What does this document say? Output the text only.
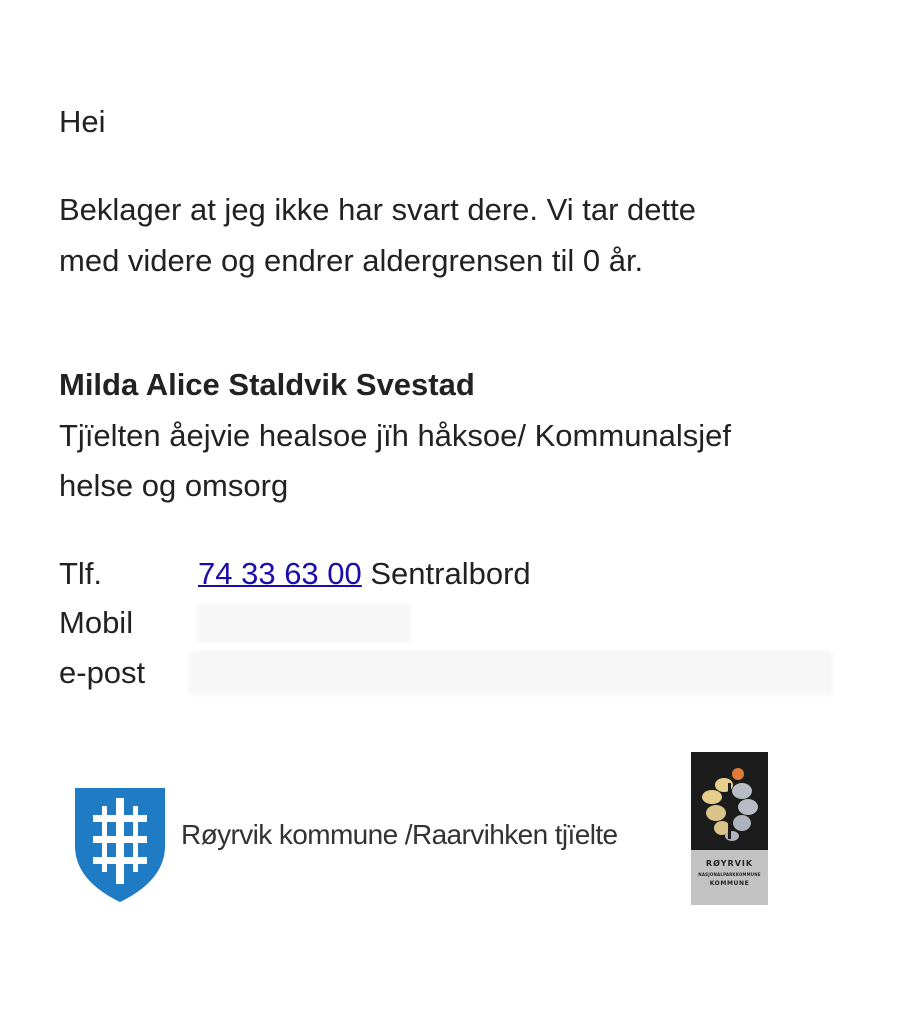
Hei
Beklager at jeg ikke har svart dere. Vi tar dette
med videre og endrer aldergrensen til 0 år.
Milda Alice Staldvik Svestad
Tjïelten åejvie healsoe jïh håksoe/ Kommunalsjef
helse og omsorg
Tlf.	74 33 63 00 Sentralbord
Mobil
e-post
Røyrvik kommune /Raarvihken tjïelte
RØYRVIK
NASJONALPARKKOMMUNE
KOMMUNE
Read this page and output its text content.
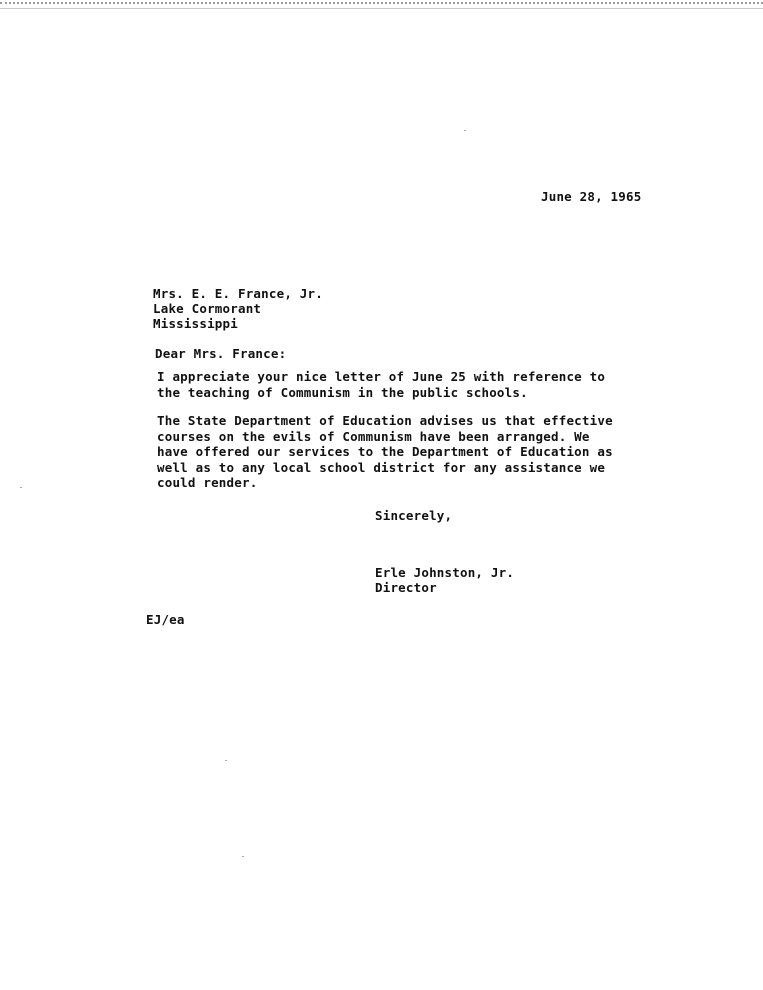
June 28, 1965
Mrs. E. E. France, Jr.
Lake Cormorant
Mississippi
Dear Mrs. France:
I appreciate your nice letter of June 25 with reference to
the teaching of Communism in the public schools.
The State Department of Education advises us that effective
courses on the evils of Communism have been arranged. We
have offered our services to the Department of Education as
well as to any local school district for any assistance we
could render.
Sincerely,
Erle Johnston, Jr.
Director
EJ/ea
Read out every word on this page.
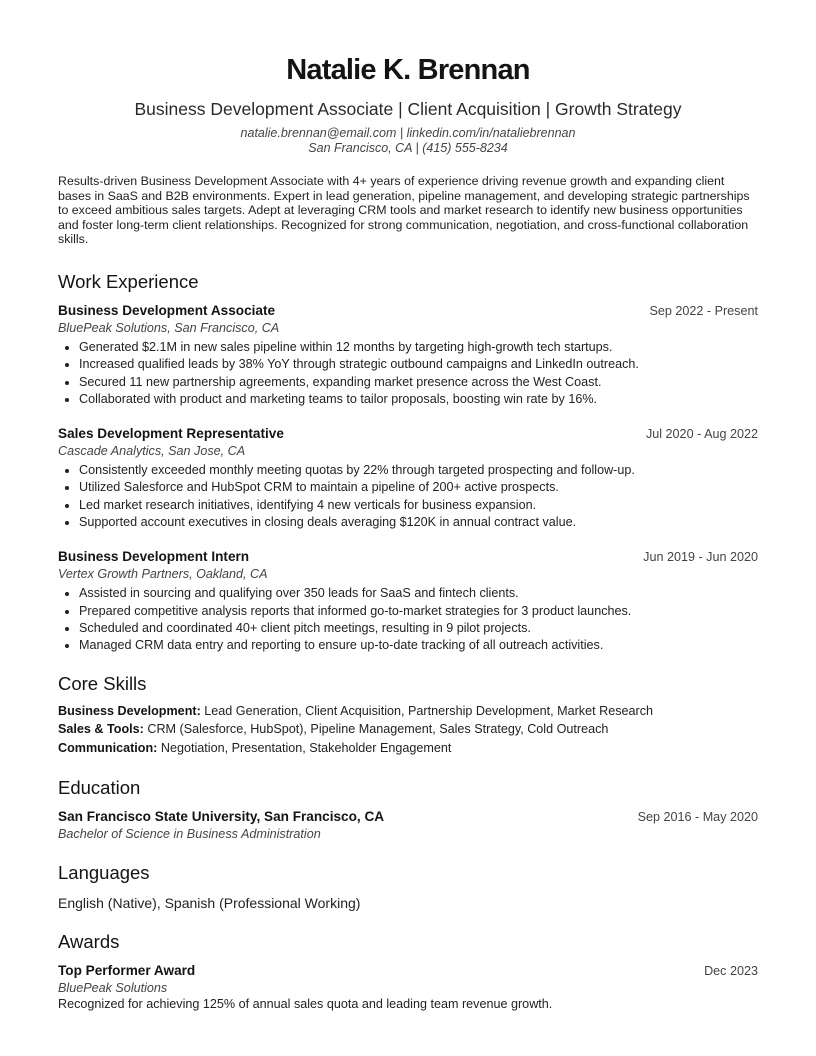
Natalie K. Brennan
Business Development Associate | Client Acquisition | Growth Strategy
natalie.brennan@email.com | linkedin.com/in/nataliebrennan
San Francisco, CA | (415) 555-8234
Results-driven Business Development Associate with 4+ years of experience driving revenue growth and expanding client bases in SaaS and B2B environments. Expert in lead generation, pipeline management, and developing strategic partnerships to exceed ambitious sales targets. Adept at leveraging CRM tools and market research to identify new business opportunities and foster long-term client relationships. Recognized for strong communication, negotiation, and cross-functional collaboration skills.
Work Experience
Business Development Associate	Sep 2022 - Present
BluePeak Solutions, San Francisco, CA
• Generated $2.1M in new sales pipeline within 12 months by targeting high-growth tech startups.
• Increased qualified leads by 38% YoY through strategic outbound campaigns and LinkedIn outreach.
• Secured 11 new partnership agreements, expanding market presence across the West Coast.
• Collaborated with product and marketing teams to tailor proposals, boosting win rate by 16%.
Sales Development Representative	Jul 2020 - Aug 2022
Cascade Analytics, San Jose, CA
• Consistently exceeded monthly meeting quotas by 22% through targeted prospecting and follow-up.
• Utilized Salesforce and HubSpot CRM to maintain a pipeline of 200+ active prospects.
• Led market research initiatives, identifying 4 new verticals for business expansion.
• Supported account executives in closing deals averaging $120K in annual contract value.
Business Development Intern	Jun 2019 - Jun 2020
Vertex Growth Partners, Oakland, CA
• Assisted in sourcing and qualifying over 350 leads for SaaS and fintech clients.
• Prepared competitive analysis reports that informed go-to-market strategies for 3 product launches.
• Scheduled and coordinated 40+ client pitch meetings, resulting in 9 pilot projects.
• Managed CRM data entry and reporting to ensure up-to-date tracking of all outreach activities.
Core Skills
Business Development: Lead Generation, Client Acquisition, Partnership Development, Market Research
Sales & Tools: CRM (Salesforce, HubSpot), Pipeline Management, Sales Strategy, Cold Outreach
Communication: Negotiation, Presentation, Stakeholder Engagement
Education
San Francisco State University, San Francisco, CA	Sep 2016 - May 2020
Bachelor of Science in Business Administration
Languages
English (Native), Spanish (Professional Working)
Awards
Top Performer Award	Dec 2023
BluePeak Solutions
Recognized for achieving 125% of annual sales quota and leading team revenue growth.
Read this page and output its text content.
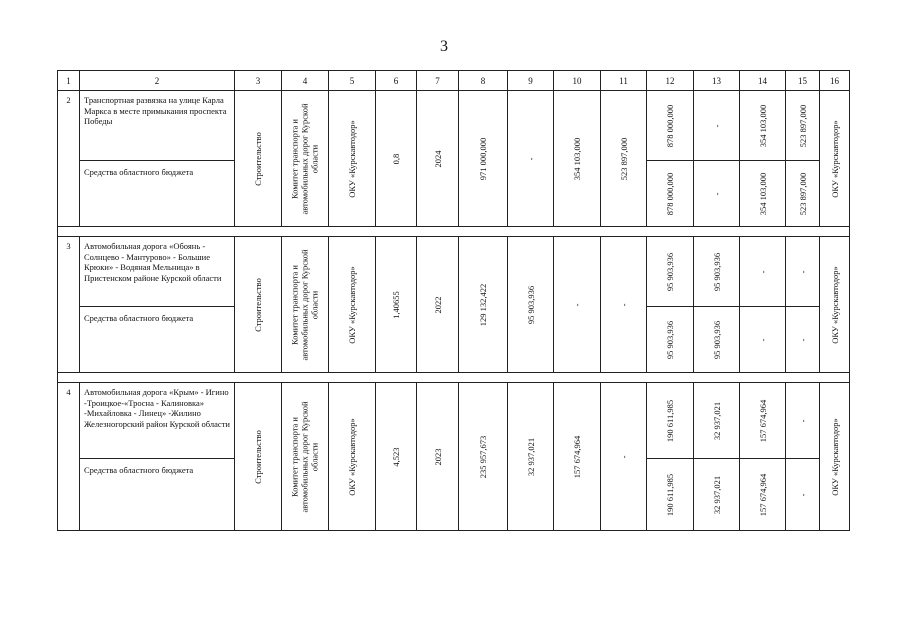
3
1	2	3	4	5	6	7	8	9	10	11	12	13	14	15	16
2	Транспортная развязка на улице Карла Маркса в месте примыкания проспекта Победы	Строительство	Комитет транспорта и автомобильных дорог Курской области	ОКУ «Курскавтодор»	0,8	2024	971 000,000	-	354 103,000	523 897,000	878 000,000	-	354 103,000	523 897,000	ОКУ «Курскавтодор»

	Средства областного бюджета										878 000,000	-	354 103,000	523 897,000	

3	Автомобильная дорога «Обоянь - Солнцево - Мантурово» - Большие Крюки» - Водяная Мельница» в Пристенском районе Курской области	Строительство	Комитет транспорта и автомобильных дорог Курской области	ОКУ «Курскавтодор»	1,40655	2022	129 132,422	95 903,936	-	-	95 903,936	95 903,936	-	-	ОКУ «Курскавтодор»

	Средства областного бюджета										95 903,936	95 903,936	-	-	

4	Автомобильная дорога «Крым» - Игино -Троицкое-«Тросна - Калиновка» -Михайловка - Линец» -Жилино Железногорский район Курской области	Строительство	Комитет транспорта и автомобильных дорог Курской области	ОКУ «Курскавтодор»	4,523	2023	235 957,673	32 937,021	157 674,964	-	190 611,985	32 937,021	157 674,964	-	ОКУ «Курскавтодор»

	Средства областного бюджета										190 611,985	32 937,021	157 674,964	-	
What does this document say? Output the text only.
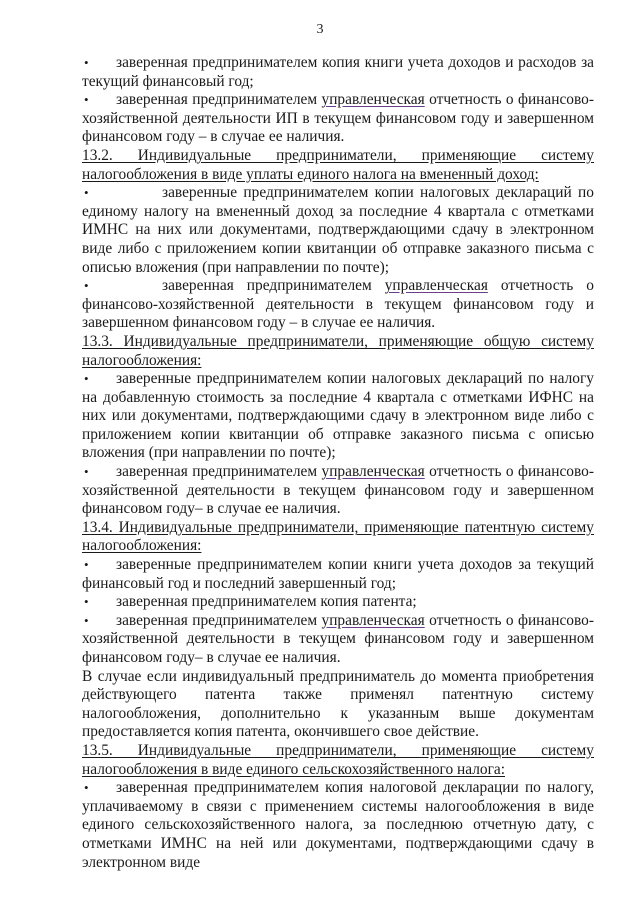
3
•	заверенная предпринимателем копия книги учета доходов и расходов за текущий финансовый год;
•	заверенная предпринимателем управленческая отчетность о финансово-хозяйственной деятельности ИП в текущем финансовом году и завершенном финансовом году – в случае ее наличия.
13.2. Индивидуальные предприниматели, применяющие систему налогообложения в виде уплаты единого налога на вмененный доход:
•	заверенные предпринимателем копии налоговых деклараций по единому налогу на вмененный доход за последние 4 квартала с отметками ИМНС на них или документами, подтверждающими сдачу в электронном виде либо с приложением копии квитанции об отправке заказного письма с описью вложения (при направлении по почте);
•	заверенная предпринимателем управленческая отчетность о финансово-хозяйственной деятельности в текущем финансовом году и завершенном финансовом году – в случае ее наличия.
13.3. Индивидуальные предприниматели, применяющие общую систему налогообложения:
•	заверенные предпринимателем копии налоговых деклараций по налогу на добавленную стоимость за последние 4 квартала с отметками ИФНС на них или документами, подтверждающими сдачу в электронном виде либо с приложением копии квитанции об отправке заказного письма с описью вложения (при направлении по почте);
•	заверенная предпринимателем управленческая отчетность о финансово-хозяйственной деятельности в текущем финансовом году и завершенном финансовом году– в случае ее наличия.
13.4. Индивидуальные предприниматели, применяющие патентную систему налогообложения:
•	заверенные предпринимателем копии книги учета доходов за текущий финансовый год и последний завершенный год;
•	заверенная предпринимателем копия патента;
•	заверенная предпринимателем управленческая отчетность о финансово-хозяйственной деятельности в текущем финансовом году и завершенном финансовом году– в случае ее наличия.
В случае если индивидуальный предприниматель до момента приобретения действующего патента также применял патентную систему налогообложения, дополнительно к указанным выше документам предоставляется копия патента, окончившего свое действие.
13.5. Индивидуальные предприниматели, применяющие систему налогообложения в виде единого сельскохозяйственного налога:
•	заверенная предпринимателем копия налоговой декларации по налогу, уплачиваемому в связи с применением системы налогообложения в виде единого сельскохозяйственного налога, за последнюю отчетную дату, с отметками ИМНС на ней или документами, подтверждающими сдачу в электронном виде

================

Your instructions » Except for the pictures, copy the material above exactly.

Output of the task »
What does this document say? Output the text only.
Hei
Beklager at jeg ikke har svart dere. Vi tar dette
med videre og endrer aldergrensen til 0 år.
Milda Alice Staldvik Svestad
Tjïelten åejvie healsoe jïh håksoe/ Kommunalsjef
helse og omsorg
Tlf.	74 33 63 00 Sentralbord
Mobil
e-post
Røyrvik kommune /Raarvihken tjïelte
RØYRVIK
NASJONALPARKKOMMUNE
KOMMUNE
Read this page and output its text content.
June 28, 1965
Mrs. E. E. France, Jr.
Lake Cormorant
Mississippi
Dear Mrs. France:
I appreciate your nice letter of June 25 with reference to
the teaching of Communism in the public schools.
The State Department of Education advises us that effective
courses on the evils of Communism have been arranged. We
have offered our services to the Department of Education as
well as to any local school district for any assistance we
could render.
Sincerely,
Erle Johnston, Jr.
Director
EJ/ea
Read out every word on this page.
Natalie K. Brennan
Business Development Associate | Client Acquisition | Growth Strategy
natalie.brennan@email.com | linkedin.com/in/nataliebrennan
San Francisco, CA | (415) 555-8234
Results-driven Business Development Associate with 4+ years of experience driving revenue growth and expanding client bases in SaaS and B2B environments. Expert in lead generation, pipeline management, and developing strategic partnerships to exceed ambitious sales targets. Adept at leveraging CRM tools and market research to identify new business opportunities and foster long-term client relationships. Recognized for strong communication, negotiation, and cross-functional collaboration skills.
Work Experience
Business Development Associate	Sep 2022 - Present
BluePeak Solutions, San Francisco, CA
• Generated $2.1M in new sales pipeline within 12 months by targeting high-growth tech startups.
• Increased qualified leads by 38% YoY through strategic outbound campaigns and LinkedIn outreach.
• Secured 11 new partnership agreements, expanding market presence across the West Coast.
• Collaborated with product and marketing teams to tailor proposals, boosting win rate by 16%.
Sales Development Representative	Jul 2020 - Aug 2022
Cascade Analytics, San Jose, CA
• Consistently exceeded monthly meeting quotas by 22% through targeted prospecting and follow-up.
• Utilized Salesforce and HubSpot CRM to maintain a pipeline of 200+ active prospects.
• Led market research initiatives, identifying 4 new verticals for business expansion.
• Supported account executives in closing deals averaging $120K in annual contract value.
Business Development Intern	Jun 2019 - Jun 2020
Vertex Growth Partners, Oakland, CA
• Assisted in sourcing and qualifying over 350 leads for SaaS and fintech clients.
• Prepared competitive analysis reports that informed go-to-market strategies for 3 product launches.
• Scheduled and coordinated 40+ client pitch meetings, resulting in 9 pilot projects.
• Managed CRM data entry and reporting to ensure up-to-date tracking of all outreach activities.
Core Skills
Business Development: Lead Generation, Client Acquisition, Partnership Development, Market Research
Sales & Tools: CRM (Salesforce, HubSpot), Pipeline Management, Sales Strategy, Cold Outreach
Communication: Negotiation, Presentation, Stakeholder Engagement
Education
San Francisco State University, San Francisco, CA	Sep 2016 - May 2020
Bachelor of Science in Business Administration
Languages
English (Native), Spanish (Professional Working)
Awards
Top Performer Award	Dec 2023
BluePeak Solutions
Recognized for achieving 125% of annual sales quota and leading team revenue growth.
Read this page and output its text content.
3
1	2	3	4	5	6	7	8	9	10	11	12	13	14	15	16
2	Транспортная развязка на улице Карла Маркса в месте примыкания проспекта Победы	Строительство	Комитет транспорта и автомобильных дорог Курской области	ОКУ «Курскавтодор»	0,8	2024	971 000,000	-	354 103,000	523 897,000	878 000,000	-	354 103,000	523 897,000	ОКУ «Курскавтодор»

	Средства областного бюджета										878 000,000	-	354 103,000	523 897,000	

3	Автомобильная дорога «Обоянь - Солнцево - Мантурово» - Большие Крюки» - Водяная Мельница» в Пристенском районе Курской области	Строительство	Комитет транспорта и автомобильных дорог Курской области	ОКУ «Курскавтодор»	1,40655	2022	129 132,422	95 903,936	-	-	95 903,936	95 903,936	-	-	ОКУ «Курскавтодор»

	Средства областного бюджета										95 903,936	95 903,936	-	-	

4	Автомобильная дорога «Крым» - Игино -Троицкое-«Тросна - Калиновка» -Михайловка - Линец» -Жилино Железногорский район Курской области	Строительство	Комитет транспорта и автомобильных дорог Курской области	ОКУ «Курскавтодор»	4,523	2023	235 957,673	32 937,021	157 674,964	-	190 611,985	32 937,021	157 674,964	-	ОКУ «Курскавтодор»

	Средства областного бюджета										190 611,985	32 937,021	157 674,964	-	
What does this document say? Output the text only.
3
•	заверенная предпринимателем копия книги учета доходов и расходов за текущий финансовый год;
•	заверенная предпринимателем управленческая отчетность о финансово-хозяйственной деятельности ИП в текущем финансовом году и завершенном финансовом году – в случае ее наличия.
13.2. Индивидуальные предприниматели, применяющие систему налогообложения в виде уплаты единого налога на вмененный доход:
•	заверенные предпринимателем копии налоговых деклараций по единому налогу на вмененный доход за последние 4 квартала с отметками ИМНС на них или документами, подтверждающими сдачу в электронном виде либо с приложением копии квитанции об отправке заказного письма с описью вложения (при направлении по почте);
•	заверенная предпринимателем управленческая отчетность о финансово-хозяйственной деятельности в текущем финансовом году и завершенном финансовом году – в случае ее наличия.
13.3. Индивидуальные предприниматели, применяющие общую систему налогообложения:
•	заверенные предпринимателем копии налоговых деклараций по налогу на добавленную стоимость за последние 4 квартала с отметками ИФНС на них или документами, подтверждающими сдачу в электронном виде либо с приложением копии квитанции об отправке заказного письма с описью вложения (при направлении по почте);
•	заверенная предпринимателем управленческая отчетность о финансово-хозяйственной деятельности в текущем финансовом году и завершенном финансовом году– в случае ее наличия.
13.4. Индивидуальные предприниматели, применяющие патентную систему налогообложения:
•	заверенные предпринимателем копии книги учета доходов за текущий финансовый год и последний завершенный год;
•	заверенная предпринимателем копия патента;
•	заверенная предпринимателем управленческая отчетность о финансово-хозяйственной деятельности в текущем финансовом году и завершенном финансовом году– в случае ее наличия.
В случае если индивидуальный предприниматель до момента приобретения действующего патента также применял патентную систему налогообложения, дополнительно к указанным выше документам предоставляется копия патента, окончившего свое действие.
13.5. Индивидуальные предприниматели, применяющие систему налогообложения в виде единого сельскохозяйственного налога:
•	заверенная предпринимателем копия налоговой декларации по налогу, уплачиваемому в связи с применением системы налогообложения в виде единого сельскохозяйственного налога, за последнюю отчетную дату, с отметками ИМНС на ней или документами, подтверждающими сдачу в электронном виде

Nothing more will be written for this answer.